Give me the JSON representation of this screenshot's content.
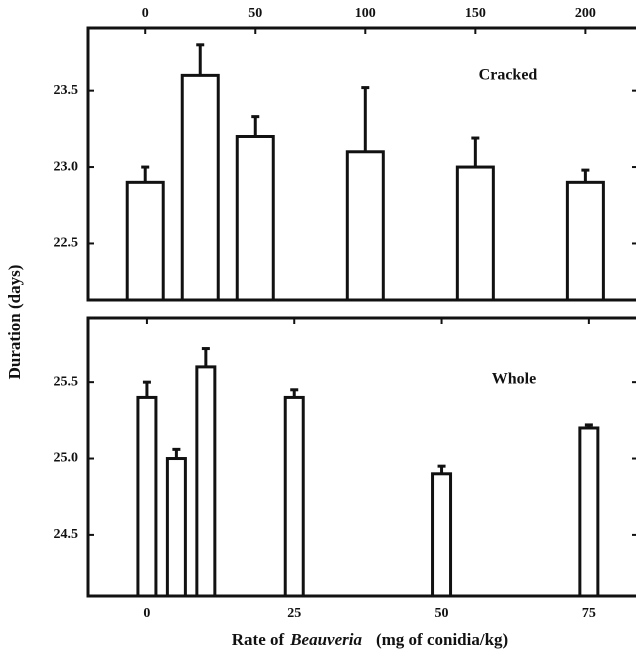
{
  "ylabel": "Duration (days)",
  "xlabel": [
    "Rate of",
    "Beauveria",
    "(mg of conidia/kg)"
  ],
  "chart_data": [
    {
      "type": "bar",
      "annotation": "Cracked",
      "x": [
        0,
        25,
        50,
        100,
        150,
        200
      ],
      "values": [
        22.9,
        23.6,
        23.2,
        23.1,
        23.0,
        22.9
      ],
      "errors": [
        0.1,
        0.2,
        0.13,
        0.42,
        0.19,
        0.08
      ],
      "xlim": [
        -26,
        223
      ],
      "xticks": [
        0,
        50,
        100,
        150,
        200
      ],
      "ylim": [
        22.13,
        23.91
      ],
      "yticks": [
        22.5,
        {
          "value": 23,
          "label": "23.0"
        },
        23.5
      ],
      "color": "#ffffff"
    },
    {
      "type": "bar",
      "annotation": "Whole",
      "x": [
        0,
        5,
        10,
        25,
        50,
        75
      ],
      "values": [
        25.4,
        25.0,
        25.6,
        25.4,
        24.9,
        25.2
      ],
      "errors": [
        0.1,
        0.06,
        0.12,
        0.05,
        0.05,
        0.02
      ],
      "xlim": [
        -10,
        83
      ],
      "xticks": [
        0,
        25,
        50,
        75
      ],
      "ylim": [
        24.1,
        25.92
      ],
      "yticks": [
        24.5,
        {
          "value": 25,
          "label": "25.0"
        },
        25.5
      ],
      "color": "#ffffff"
    }
  ]
}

================================

Task description> Give back all entries exactly. No pictures belong in the copy.

Task solution>
Give me the JSON representation of this screenshot's content.
{
  "ylabel": "Duration (days)",
  "xlabel": [
    "Rate of",
    "Beauveria",
    "(mg of conidia/kg)"
  ],
  "chart_data": [
    {
      "type": "bar",
      "annotation": "Cracked",
      "x": [
        0,
        25,
        50,
        100,
        150,
        200
      ],
      "values": [
        22.9,
        23.6,
        23.2,
        23.1,
        23.0,
        22.9
      ],
      "errors": [
        0.1,
        0.2,
        0.13,
        0.42,
        0.19,
        0.08
      ],
      "xlim": [
        -26,
        223
      ],
      "xticks": [
        0,
        50,
        100,
        150,
        200
      ],
      "ylim": [
        22.13,
        23.91
      ],
      "yticks": [
        22.5,
        {
          "value": 23,
          "label": "23.0"
        },
        23.5
      ],
      "color": "#ffffff"
    },
    {
      "type": "bar",
      "annotation": "Whole",
      "x": [
        0,
        5,
        10,
        25,
        50,
        75
      ],
      "values": [
        25.4,
        25.0,
        25.6,
        25.4,
        24.9,
        25.2
      ],
      "errors": [
        0.1,
        0.06,
        0.12,
        0.05,
        0.05,
        0.02
      ],
      "xlim": [
        -10,
        83
      ],
      "xticks": [
        0,
        25,
        50,
        75
      ],
      "ylim": [
        24.1,
        25.92
      ],
      "yticks": [
        24.5,
        {
          "value": 25,
          "label": "25.0"
        },
        25.5
      ],
      "color": "#ffffff"
    }
  ]
}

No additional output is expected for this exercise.